Problem requirements: Please rewrite the records below, changing every "headline-line" to "title-line" and keeping everything else the same. Leave the pictures out of your answer.

[Materials provided start]

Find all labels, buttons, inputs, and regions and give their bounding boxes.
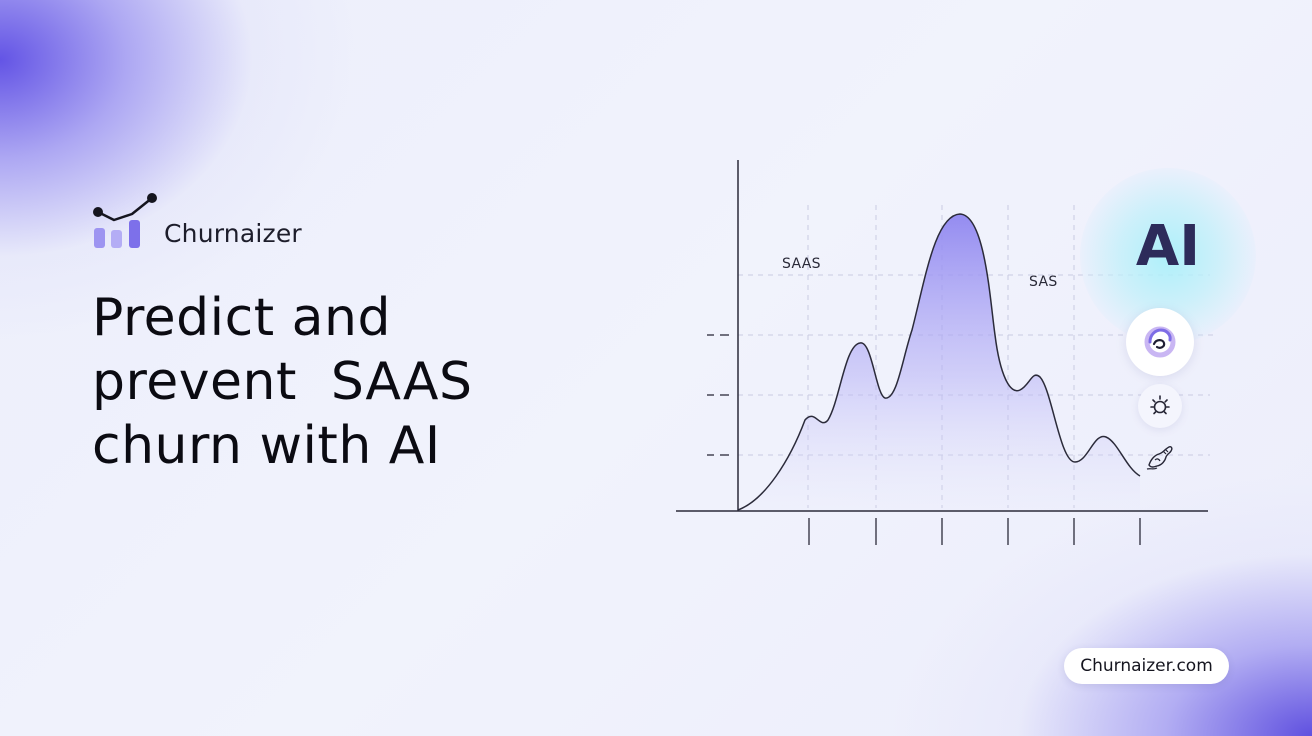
sun-icon	[1150, 395, 1170, 415]
churn-curve-area	[738, 214, 1140, 510]
chart-label-left: SAAS	[782, 256, 821, 272]
swirl-icon	[1144, 326, 1176, 358]
y-ticks	[707, 334, 729, 456]
brand-logo: Churnaizer	[92, 192, 302, 250]
swirl-icon-button	[1126, 308, 1194, 376]
headline-line: churn with AI	[92, 416, 441, 476]
headline-line: Predict and	[92, 288, 391, 348]
ai-badge: AI	[1135, 214, 1201, 279]
website-url-badge[interactable]: Churnaizer.com	[1064, 648, 1229, 684]
bar-chart-trend-icon	[93, 193, 157, 248]
churn-curve-line	[737, 213, 1141, 511]
x-ticks	[808, 518, 1141, 545]
sketch-icon-button	[1142, 440, 1178, 476]
page-title: Predict and prevent SAAS churn with AI	[92, 286, 472, 478]
chart-label-right: SAS	[1029, 274, 1058, 290]
headline-line: prevent SAAS	[92, 352, 473, 412]
sun-icon-button	[1138, 384, 1182, 428]
brand-name: Churnaizer	[164, 219, 302, 248]
sketch-bird-icon	[1146, 446, 1173, 470]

[Materials provided end]

Written reply:
Find all labels, buttons, inputs, and regions and give their bounding boxes.
sun-icon	[1150, 395, 1170, 415]
churn-curve-area	[738, 214, 1140, 510]
chart-label-left: SAAS	[782, 256, 821, 272]
swirl-icon	[1144, 326, 1176, 358]
y-ticks	[707, 334, 729, 456]
brand-logo: Churnaizer	[92, 192, 302, 250]
swirl-icon-button	[1126, 308, 1194, 376]
title-line: churn with AI	[92, 416, 441, 476]
title-line: Predict and	[92, 288, 391, 348]
ai-badge: AI	[1135, 214, 1201, 279]
website-url-badge[interactable]: Churnaizer.com	[1064, 648, 1229, 684]
bar-chart-trend-icon	[93, 193, 157, 248]
churn-curve-line	[737, 213, 1141, 511]
x-ticks	[808, 518, 1141, 545]
sketch-icon-button	[1142, 440, 1178, 476]
page-title: Predict and prevent SAAS churn with AI	[92, 286, 472, 478]
chart-label-right: SAS	[1029, 274, 1058, 290]
title-line: prevent SAAS	[92, 352, 473, 412]
sun-icon-button	[1138, 384, 1182, 428]
brand-name: Churnaizer	[164, 219, 302, 248]
sketch-bird-icon	[1146, 446, 1173, 470]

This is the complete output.